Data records
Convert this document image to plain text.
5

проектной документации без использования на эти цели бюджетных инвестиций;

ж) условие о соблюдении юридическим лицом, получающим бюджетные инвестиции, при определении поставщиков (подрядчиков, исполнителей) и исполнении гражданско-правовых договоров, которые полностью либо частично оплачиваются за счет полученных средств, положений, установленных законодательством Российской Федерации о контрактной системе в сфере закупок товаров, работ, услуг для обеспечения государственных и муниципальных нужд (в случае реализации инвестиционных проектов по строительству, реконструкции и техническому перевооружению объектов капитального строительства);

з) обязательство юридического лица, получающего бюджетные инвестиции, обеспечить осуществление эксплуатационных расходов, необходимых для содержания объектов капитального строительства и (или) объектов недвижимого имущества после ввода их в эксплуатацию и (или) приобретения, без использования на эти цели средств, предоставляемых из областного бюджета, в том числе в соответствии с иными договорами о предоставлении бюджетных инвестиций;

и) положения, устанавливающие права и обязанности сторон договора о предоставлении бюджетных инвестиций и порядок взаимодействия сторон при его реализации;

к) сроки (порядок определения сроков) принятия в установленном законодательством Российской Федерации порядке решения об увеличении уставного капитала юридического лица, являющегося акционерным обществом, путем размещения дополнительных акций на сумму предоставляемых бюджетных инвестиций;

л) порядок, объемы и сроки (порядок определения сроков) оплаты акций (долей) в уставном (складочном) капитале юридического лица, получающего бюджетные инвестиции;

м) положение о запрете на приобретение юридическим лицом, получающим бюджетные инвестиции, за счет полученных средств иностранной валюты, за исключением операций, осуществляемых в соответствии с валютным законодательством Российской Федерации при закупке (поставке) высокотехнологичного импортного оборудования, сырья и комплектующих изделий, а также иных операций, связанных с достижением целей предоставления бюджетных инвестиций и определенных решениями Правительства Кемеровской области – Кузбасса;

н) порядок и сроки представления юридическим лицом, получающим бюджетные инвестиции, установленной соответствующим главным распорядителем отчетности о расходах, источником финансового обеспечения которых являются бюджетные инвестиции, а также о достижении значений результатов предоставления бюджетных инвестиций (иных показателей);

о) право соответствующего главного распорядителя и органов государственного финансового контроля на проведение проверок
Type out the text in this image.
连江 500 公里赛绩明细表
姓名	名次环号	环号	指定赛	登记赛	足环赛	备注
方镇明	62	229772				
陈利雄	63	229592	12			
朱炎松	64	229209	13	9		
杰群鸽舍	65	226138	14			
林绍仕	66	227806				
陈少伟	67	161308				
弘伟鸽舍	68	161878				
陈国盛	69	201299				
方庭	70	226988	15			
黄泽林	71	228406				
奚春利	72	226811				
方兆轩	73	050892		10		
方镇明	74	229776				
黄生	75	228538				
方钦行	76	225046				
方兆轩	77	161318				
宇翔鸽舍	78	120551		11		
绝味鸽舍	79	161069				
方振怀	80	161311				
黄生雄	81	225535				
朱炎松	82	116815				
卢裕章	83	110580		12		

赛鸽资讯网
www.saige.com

What is required:
Print out every entry, keeping each one exact.

Answer to this exercise:
Convert this document image to plain text.
5

проектной документации без использования на эти цели бюджетных инвестиций;

ж) условие о соблюдении юридическим лицом, получающим бюджетные инвестиции, при определении поставщиков (подрядчиков, исполнителей) и исполнении гражданско-правовых договоров, которые полностью либо частично оплачиваются за счет полученных средств, положений, установленных законодательством Российской Федерации о контрактной системе в сфере закупок товаров, работ, услуг для обеспечения государственных и муниципальных нужд (в случае реализации инвестиционных проектов по строительству, реконструкции и техническому перевооружению объектов капитального строительства);

з) обязательство юридического лица, получающего бюджетные инвестиции, обеспечить осуществление эксплуатационных расходов, необходимых для содержания объектов капитального строительства и (или) объектов недвижимого имущества после ввода их в эксплуатацию и (или) приобретения, без использования на эти цели средств, предоставляемых из областного бюджета, в том числе в соответствии с иными договорами о предоставлении бюджетных инвестиций;

и) положения, устанавливающие права и обязанности сторон договора о предоставлении бюджетных инвестиций и порядок взаимодействия сторон при его реализации;

к) сроки (порядок определения сроков) принятия в установленном законодательством Российской Федерации порядке решения об увеличении уставного капитала юридического лица, являющегося акционерным обществом, путем размещения дополнительных акций на сумму предоставляемых бюджетных инвестиций;

л) порядок, объемы и сроки (порядок определения сроков) оплаты акций (долей) в уставном (складочном) капитале юридического лица, получающего бюджетные инвестиции;

м) положение о запрете на приобретение юридическим лицом, получающим бюджетные инвестиции, за счет полученных средств иностранной валюты, за исключением операций, осуществляемых в соответствии с валютным законодательством Российской Федерации при закупке (поставке) высокотехнологичного импортного оборудования, сырья и комплектующих изделий, а также иных операций, связанных с достижением целей предоставления бюджетных инвестиций и определенных решениями Правительства Кемеровской области – Кузбасса;

н) порядок и сроки представления юридическим лицом, получающим бюджетные инвестиции, установленной соответствующим главным распорядителем отчетности о расходах, источником финансового обеспечения которых являются бюджетные инвестиции, а также о достижении значений результатов предоставления бюджетных инвестиций (иных показателей);

о) право соответствующего главного распорядителя и органов государственного финансового контроля на проведение проверок
Type out the text in this image.
连江 500 公里赛绩明细表
姓名	名次环号	环号	指定赛	登记赛	足环赛	备注
方镇明	62	229772				
陈利雄	63	229592	12			
朱炎松	64	229209	13	9		
杰群鸽舍	65	226138	14			
林绍仕	66	227806				
陈少伟	67	161308				
弘伟鸽舍	68	161878				
陈国盛	69	201299				
方庭	70	226988	15			
黄泽林	71	228406				
奚春利	72	226811				
方兆轩	73	050892		10		
方镇明	74	229776				
黄生	75	228538				
方钦行	76	225046				
方兆轩	77	161318				
宇翔鸽舍	78	120551		11		
绝味鸽舍	79	161069				
方振怀	80	161311				
黄生雄	81	225535				
朱炎松	82	116815				
卢裕章	83	110580		12		

赛鸽资讯网
www.saige.com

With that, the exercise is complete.